Extract provided:

|---|

If Only The Lonely Were Home opens with the a description of the historical origin of Penny and the Lonely's hometown. The events described are illustrated with construction foley to paint an aural picture of an unsettled pasture growing into a community. 
 
The narrative turning point of this play occurs when a boy crashes his bike and breaks his leg. Petty gossip amongst the villagers lead to this moment spiraling into a rumor that pushes the Lonely to isolating himself. Because of this moment being a source of such interest for the townsfolk, it has a very over the top quality. I performed the crash by picking up my childhood bike, throwing it against my backyard patio and layering the most clamorous moments together from several separate takes.
 
The Lonely, in his stupor, tries to deflect Penny's efforts by scaring her away with feelings that make him sad, which he verbally visualizes. 

The "echo no one answers" is pre-recorded phrase that performed by the actor, that I processed to linger endlessly until Penny dissipates the feeling.

The "long scary shadow" is a couple of disparate recordings that have been heavily pitched down and reversed to give them a scary quality. A heavy sigh is played at a very slow rate to give them impression of a stifling darkness. 

 
The most sonically abstract moment in the play occurs when Penny opens a cellar of happy memories that The Lonely keeps locked.

|---|

Dataset:
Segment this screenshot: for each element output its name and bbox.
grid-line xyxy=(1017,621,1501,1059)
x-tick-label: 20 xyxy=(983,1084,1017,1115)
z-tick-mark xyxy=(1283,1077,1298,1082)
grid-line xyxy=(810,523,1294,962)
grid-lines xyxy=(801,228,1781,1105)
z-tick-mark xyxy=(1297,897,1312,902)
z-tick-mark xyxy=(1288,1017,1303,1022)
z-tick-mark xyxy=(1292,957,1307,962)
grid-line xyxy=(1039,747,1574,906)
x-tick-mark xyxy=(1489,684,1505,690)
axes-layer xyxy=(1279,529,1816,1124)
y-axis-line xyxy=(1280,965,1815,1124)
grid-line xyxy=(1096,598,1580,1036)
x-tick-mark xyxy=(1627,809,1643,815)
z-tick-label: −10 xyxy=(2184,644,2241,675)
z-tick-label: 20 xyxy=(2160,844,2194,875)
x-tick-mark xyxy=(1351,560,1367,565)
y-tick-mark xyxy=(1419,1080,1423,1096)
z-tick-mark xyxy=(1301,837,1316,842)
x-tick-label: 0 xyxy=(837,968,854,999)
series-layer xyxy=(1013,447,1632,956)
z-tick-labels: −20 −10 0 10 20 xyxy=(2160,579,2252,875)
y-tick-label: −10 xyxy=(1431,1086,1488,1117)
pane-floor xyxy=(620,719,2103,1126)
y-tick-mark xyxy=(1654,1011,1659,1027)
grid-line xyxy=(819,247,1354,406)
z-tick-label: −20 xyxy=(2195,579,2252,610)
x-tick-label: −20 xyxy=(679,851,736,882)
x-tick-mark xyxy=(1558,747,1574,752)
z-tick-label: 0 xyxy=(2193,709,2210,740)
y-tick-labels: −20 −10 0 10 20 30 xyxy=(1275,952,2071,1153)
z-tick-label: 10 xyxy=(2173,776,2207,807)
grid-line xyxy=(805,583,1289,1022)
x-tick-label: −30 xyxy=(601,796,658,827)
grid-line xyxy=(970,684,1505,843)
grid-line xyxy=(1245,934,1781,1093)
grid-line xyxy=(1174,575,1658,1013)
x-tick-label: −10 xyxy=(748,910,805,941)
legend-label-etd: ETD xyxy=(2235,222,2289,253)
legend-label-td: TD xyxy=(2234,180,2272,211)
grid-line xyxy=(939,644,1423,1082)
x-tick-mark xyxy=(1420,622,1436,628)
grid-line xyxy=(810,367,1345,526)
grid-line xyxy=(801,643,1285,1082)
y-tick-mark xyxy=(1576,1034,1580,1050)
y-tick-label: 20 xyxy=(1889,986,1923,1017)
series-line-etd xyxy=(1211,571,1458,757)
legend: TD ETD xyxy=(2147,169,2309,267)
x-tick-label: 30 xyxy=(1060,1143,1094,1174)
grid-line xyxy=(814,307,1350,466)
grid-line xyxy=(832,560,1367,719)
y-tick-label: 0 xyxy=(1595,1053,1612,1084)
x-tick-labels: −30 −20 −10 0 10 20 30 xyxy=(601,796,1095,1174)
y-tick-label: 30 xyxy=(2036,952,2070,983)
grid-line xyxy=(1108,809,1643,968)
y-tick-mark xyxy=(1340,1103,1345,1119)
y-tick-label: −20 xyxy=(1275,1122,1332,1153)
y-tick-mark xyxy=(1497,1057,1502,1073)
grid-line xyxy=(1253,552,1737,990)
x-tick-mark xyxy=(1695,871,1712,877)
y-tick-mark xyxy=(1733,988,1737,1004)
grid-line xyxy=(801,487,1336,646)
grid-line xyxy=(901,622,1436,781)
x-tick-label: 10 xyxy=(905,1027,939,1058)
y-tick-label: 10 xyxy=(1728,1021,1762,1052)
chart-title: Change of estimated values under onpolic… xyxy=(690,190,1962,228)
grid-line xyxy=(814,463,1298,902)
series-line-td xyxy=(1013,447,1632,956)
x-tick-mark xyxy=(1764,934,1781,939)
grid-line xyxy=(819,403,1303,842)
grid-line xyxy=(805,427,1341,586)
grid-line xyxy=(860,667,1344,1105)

|---|

Challenges:
1: According to the sound design notes on If Only The Lonely Were Home, how was the sound of the bike crash created?
2: Continue the sound design notes on If Only The Lonely Were Home from their final sentence.
The data is not needed for anything here.

Per-task outputs:
1: A childhood bike was thrown against a backyard patio, and the most clamorous moments from several separate takes were layered together.

2:
I gave the memories a twinkling quality by playing sampled crotales that I ran through a granular echo effect. Lots of the background memories (the ones not described by the actors onstage) are sourced from candid videos that I captured around my hometown when I was a teenager. They were selected based off of the universality of their content, consistency with the story's setting and consistency with the young age of the characters.

 
If Only the Lonely Were Home includes two musical numbers. This production features original composition by Renee Carpenter. The actors sung live onstage, but because of Renee's busy schedule, her piano performance was pre-recorded by me and played back with in the theater with QLAB. Pre-recording the accompaniment of the two songs also proved beneficial by giving the actors a demo that they could practice along with in rehearsals and outside of them.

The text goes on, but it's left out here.